§ Stated exercise
Reproduce the full listing below unchanged, apart from the pictures.
-*-
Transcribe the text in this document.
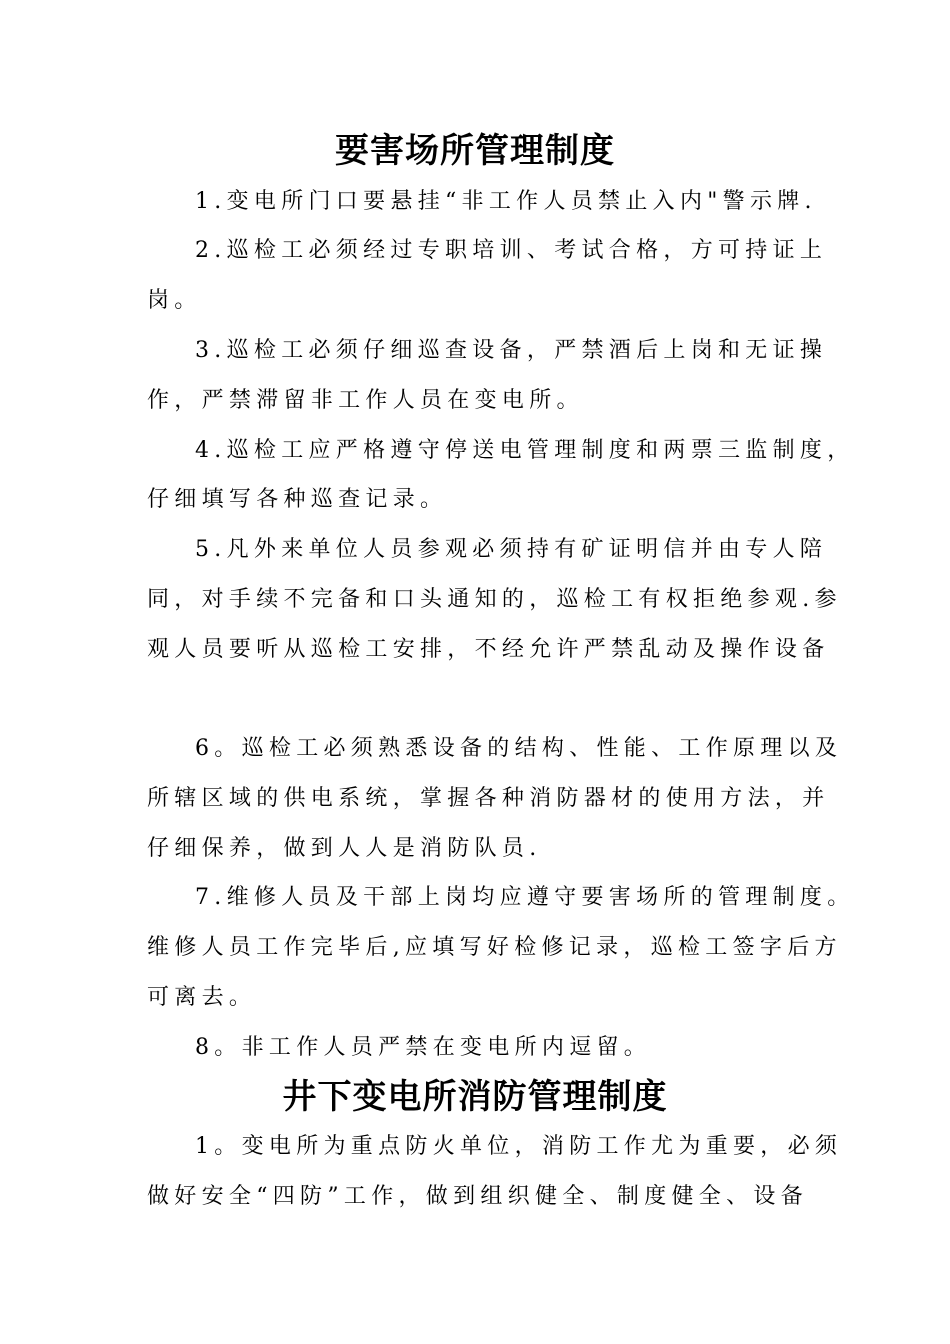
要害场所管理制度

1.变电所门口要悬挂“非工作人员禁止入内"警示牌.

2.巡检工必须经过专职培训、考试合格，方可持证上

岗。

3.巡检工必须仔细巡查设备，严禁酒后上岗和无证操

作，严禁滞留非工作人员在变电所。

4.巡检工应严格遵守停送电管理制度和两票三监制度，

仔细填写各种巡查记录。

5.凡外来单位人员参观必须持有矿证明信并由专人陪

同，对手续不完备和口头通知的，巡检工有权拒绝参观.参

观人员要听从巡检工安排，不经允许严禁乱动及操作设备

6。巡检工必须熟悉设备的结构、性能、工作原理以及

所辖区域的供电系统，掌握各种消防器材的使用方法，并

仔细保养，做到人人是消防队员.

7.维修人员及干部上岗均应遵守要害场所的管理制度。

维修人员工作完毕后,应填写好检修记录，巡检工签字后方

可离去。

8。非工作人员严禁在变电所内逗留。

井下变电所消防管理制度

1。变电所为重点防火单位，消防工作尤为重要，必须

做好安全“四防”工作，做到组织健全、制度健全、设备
-*-
§ Worked solution
Transcribe the text in this document.
要害场所管理制度

1.变电所门口要悬挂“非工作人员禁止入内"警示牌.

2.巡检工必须经过专职培训、考试合格，方可持证上

岗。

3.巡检工必须仔细巡查设备，严禁酒后上岗和无证操

作，严禁滞留非工作人员在变电所。

4.巡检工应严格遵守停送电管理制度和两票三监制度，

仔细填写各种巡查记录。

5.凡外来单位人员参观必须持有矿证明信并由专人陪

同，对手续不完备和口头通知的，巡检工有权拒绝参观.参

观人员要听从巡检工安排，不经允许严禁乱动及操作设备

6。巡检工必须熟悉设备的结构、性能、工作原理以及

所辖区域的供电系统，掌握各种消防器材的使用方法，并

仔细保养，做到人人是消防队员.

7.维修人员及干部上岗均应遵守要害场所的管理制度。

维修人员工作完毕后,应填写好检修记录，巡检工签字后方

可离去。

8。非工作人员严禁在变电所内逗留。

井下变电所消防管理制度

1。变电所为重点防火单位，消防工作尤为重要，必须

做好安全“四防”工作，做到组织健全、制度健全、设备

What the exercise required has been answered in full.